**What you will do:**
Each line of the material must be returned exactly.

**Data supplied:**
__________

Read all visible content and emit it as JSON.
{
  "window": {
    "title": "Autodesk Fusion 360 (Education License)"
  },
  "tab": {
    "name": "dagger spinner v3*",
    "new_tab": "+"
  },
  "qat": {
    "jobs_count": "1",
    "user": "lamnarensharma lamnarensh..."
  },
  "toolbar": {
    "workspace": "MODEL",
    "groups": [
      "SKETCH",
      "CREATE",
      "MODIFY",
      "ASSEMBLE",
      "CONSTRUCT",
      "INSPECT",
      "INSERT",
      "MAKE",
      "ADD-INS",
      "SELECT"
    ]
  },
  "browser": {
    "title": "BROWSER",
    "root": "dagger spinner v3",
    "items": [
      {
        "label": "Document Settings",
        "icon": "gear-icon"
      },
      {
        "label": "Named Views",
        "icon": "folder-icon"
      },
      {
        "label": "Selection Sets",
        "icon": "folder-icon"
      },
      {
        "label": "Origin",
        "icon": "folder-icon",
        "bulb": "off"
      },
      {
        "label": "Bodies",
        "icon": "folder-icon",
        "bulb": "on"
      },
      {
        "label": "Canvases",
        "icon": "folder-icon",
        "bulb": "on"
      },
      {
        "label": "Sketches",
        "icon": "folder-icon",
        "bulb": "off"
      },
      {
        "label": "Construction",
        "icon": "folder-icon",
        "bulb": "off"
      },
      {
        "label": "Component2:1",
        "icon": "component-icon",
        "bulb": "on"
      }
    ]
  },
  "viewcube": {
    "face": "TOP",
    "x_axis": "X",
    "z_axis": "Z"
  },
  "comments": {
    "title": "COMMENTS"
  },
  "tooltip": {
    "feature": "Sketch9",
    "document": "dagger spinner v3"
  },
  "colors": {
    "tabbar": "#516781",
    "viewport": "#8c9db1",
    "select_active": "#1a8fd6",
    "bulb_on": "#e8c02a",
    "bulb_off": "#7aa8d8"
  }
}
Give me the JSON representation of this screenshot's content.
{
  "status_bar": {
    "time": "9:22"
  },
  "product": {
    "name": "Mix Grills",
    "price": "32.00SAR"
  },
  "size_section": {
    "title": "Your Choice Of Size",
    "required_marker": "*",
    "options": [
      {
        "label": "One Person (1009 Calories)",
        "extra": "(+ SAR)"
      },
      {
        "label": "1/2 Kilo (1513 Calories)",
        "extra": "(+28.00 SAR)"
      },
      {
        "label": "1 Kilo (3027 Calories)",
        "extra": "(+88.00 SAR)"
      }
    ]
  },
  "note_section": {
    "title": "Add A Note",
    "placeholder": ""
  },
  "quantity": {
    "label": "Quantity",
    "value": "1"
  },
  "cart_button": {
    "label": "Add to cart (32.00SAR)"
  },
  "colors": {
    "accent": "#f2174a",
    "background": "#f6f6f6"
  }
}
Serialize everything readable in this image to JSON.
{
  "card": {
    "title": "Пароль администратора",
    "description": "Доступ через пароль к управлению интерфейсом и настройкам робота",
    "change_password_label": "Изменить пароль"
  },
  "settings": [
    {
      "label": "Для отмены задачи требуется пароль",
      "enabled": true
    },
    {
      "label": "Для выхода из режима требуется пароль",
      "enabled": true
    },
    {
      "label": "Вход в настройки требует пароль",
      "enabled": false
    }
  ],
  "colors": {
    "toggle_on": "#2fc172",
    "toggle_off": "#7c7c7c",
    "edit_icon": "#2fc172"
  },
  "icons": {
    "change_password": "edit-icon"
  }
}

__________

**Finished task:**
Read all visible content and emit it as JSON.
{
  "window": {
    "title": "Autodesk Fusion 360 (Education License)"
  },
  "tab": {
    "name": "dagger spinner v3*",
    "new_tab": "+"
  },
  "qat": {
    "jobs_count": "1",
    "user": "lamnarensharma lamnarensh..."
  },
  "toolbar": {
    "workspace": "MODEL",
    "groups": [
      "SKETCH",
      "CREATE",
      "MODIFY",
      "ASSEMBLE",
      "CONSTRUCT",
      "INSPECT",
      "INSERT",
      "MAKE",
      "ADD-INS",
      "SELECT"
    ]
  },
  "browser": {
    "title": "BROWSER",
    "root": "dagger spinner v3",
    "items": [
      {
        "label": "Document Settings",
        "icon": "gear-icon"
      },
      {
        "label": "Named Views",
        "icon": "folder-icon"
      },
      {
        "label": "Selection Sets",
        "icon": "folder-icon"
      },
      {
        "label": "Origin",
        "icon": "folder-icon",
        "bulb": "off"
      },
      {
        "label": "Bodies",
        "icon": "folder-icon",
        "bulb": "on"
      },
      {
        "label": "Canvases",
        "icon": "folder-icon",
        "bulb": "on"
      },
      {
        "label": "Sketches",
        "icon": "folder-icon",
        "bulb": "off"
      },
      {
        "label": "Construction",
        "icon": "folder-icon",
        "bulb": "off"
      },
      {
        "label": "Component2:1",
        "icon": "component-icon",
        "bulb": "on"
      }
    ]
  },
  "viewcube": {
    "face": "TOP",
    "x_axis": "X",
    "z_axis": "Z"
  },
  "comments": {
    "title": "COMMENTS"
  },
  "tooltip": {
    "feature": "Sketch9",
    "document": "dagger spinner v3"
  },
  "colors": {
    "tabbar": "#516781",
    "viewport": "#8c9db1",
    "select_active": "#1a8fd6",
    "bulb_on": "#e8c02a",
    "bulb_off": "#7aa8d8"
  }
}
Give me the JSON representation of this screenshot's content.
{
  "status_bar": {
    "time": "9:22"
  },
  "product": {
    "name": "Mix Grills",
    "price": "32.00SAR"
  },
  "size_section": {
    "title": "Your Choice Of Size",
    "required_marker": "*",
    "options": [
      {
        "label": "One Person (1009 Calories)",
        "extra": "(+ SAR)"
      },
      {
        "label": "1/2 Kilo (1513 Calories)",
        "extra": "(+28.00 SAR)"
      },
      {
        "label": "1 Kilo (3027 Calories)",
        "extra": "(+88.00 SAR)"
      }
    ]
  },
  "note_section": {
    "title": "Add A Note",
    "placeholder": ""
  },
  "quantity": {
    "label": "Quantity",
    "value": "1"
  },
  "cart_button": {
    "label": "Add to cart (32.00SAR)"
  },
  "colors": {
    "accent": "#f2174a",
    "background": "#f6f6f6"
  }
}
Serialize everything readable in this image to JSON.
{
  "card": {
    "title": "Пароль администратора",
    "description": "Доступ через пароль к управлению интерфейсом и настройкам робота",
    "change_password_label": "Изменить пароль"
  },
  "settings": [
    {
      "label": "Для отмены задачи требуется пароль",
      "enabled": true
    },
    {
      "label": "Для выхода из режима требуется пароль",
      "enabled": true
    },
    {
      "label": "Вход в настройки требует пароль",
      "enabled": false
    }
  ],
  "colors": {
    "toggle_on": "#2fc172",
    "toggle_off": "#7c7c7c",
    "edit_icon": "#2fc172"
  },
  "icons": {
    "change_password": "edit-icon"
  }
}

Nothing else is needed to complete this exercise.